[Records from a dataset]

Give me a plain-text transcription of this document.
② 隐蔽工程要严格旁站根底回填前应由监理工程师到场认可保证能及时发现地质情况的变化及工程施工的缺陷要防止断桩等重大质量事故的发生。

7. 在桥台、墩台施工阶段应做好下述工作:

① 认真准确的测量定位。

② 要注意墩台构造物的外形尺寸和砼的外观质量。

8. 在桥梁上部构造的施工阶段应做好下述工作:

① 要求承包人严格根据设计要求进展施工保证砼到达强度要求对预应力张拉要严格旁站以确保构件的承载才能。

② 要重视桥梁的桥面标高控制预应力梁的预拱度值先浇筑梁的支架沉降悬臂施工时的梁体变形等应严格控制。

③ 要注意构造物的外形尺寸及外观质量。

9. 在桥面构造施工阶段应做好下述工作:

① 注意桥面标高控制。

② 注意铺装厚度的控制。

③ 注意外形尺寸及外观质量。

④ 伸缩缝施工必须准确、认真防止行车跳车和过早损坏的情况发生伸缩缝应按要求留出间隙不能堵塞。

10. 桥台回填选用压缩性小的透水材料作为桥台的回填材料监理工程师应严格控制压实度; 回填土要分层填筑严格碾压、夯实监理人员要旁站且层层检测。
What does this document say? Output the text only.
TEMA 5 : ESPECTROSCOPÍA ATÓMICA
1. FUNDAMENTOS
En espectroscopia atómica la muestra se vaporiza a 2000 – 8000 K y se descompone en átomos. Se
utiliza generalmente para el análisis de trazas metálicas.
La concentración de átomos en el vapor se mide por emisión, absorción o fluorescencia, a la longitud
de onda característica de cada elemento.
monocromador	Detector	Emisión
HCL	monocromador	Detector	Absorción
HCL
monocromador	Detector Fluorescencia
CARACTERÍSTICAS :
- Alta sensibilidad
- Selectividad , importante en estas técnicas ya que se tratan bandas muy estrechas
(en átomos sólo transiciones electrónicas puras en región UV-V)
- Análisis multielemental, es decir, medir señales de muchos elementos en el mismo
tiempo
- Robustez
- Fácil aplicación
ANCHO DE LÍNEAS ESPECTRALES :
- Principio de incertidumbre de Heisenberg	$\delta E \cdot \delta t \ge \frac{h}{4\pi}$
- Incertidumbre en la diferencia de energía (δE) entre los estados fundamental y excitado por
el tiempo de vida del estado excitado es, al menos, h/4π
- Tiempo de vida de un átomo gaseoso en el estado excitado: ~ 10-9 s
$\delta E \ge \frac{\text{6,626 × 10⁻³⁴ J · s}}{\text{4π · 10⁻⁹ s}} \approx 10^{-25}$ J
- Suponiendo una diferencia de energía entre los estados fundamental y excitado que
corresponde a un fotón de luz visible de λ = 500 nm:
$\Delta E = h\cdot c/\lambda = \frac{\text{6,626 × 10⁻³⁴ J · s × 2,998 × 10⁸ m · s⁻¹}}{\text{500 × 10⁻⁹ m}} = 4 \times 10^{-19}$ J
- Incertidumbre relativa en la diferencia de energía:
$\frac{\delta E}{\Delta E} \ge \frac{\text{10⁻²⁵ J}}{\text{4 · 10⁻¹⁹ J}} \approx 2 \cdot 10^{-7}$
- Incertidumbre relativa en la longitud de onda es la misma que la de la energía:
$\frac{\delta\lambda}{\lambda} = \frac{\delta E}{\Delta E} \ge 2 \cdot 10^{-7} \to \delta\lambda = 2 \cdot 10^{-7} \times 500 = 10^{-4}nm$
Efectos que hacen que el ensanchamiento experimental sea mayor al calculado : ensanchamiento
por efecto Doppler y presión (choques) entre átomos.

• Work to do
Write out all the entries exactly.

• Problem solution
Give me a plain-text transcription of this document.
② 隐蔽工程要严格旁站根底回填前应由监理工程师到场认可保证能及时发现地质情况的变化及工程施工的缺陷要防止断桩等重大质量事故的发生。

7. 在桥台、墩台施工阶段应做好下述工作:

① 认真准确的测量定位。

② 要注意墩台构造物的外形尺寸和砼的外观质量。

8. 在桥梁上部构造的施工阶段应做好下述工作:

① 要求承包人严格根据设计要求进展施工保证砼到达强度要求对预应力张拉要严格旁站以确保构件的承载才能。

② 要重视桥梁的桥面标高控制预应力梁的预拱度值先浇筑梁的支架沉降悬臂施工时的梁体变形等应严格控制。

③ 要注意构造物的外形尺寸及外观质量。

9. 在桥面构造施工阶段应做好下述工作:

① 注意桥面标高控制。

② 注意铺装厚度的控制。

③ 注意外形尺寸及外观质量。

④ 伸缩缝施工必须准确、认真防止行车跳车和过早损坏的情况发生伸缩缝应按要求留出间隙不能堵塞。

10. 桥台回填选用压缩性小的透水材料作为桥台的回填材料监理工程师应严格控制压实度; 回填土要分层填筑严格碾压、夯实监理人员要旁站且层层检测。
What does this document say? Output the text only.
TEMA 5 : ESPECTROSCOPÍA ATÓMICA
1. FUNDAMENTOS
En espectroscopia atómica la muestra se vaporiza a 2000 – 8000 K y se descompone en átomos. Se
utiliza generalmente para el análisis de trazas metálicas.
La concentración de átomos en el vapor se mide por emisión, absorción o fluorescencia, a la longitud
de onda característica de cada elemento.
monocromador	Detector	Emisión
HCL	monocromador	Detector	Absorción
HCL
monocromador	Detector Fluorescencia
CARACTERÍSTICAS :
- Alta sensibilidad
- Selectividad , importante en estas técnicas ya que se tratan bandas muy estrechas
(en átomos sólo transiciones electrónicas puras en región UV-V)
- Análisis multielemental, es decir, medir señales de muchos elementos en el mismo
tiempo
- Robustez
- Fácil aplicación
ANCHO DE LÍNEAS ESPECTRALES :
- Principio de incertidumbre de Heisenberg	$\delta E \cdot \delta t \ge \frac{h}{4\pi}$
- Incertidumbre en la diferencia de energía (δE) entre los estados fundamental y excitado por
el tiempo de vida del estado excitado es, al menos, h/4π
- Tiempo de vida de un átomo gaseoso en el estado excitado: ~ 10-9 s
$\delta E \ge \frac{\text{6,626 × 10⁻³⁴ J · s}}{\text{4π · 10⁻⁹ s}} \approx 10^{-25}$ J
- Suponiendo una diferencia de energía entre los estados fundamental y excitado que
corresponde a un fotón de luz visible de λ = 500 nm:
$\Delta E = h\cdot c/\lambda = \frac{\text{6,626 × 10⁻³⁴ J · s × 2,998 × 10⁸ m · s⁻¹}}{\text{500 × 10⁻⁹ m}} = 4 \times 10^{-19}$ J
- Incertidumbre relativa en la diferencia de energía:
$\frac{\delta E}{\Delta E} \ge \frac{\text{10⁻²⁵ J}}{\text{4 · 10⁻¹⁹ J}} \approx 2 \cdot 10^{-7}$
- Incertidumbre relativa en la longitud de onda es la misma que la de la energía:
$\frac{\delta\lambda}{\lambda} = \frac{\delta E}{\Delta E} \ge 2 \cdot 10^{-7} \to \delta\lambda = 2 \cdot 10^{-7} \times 500 = 10^{-4}nm$
Efectos que hacen que el ensanchamiento experimental sea mayor al calculado : ensanchamiento
por efecto Doppler y presión (choques) entre átomos.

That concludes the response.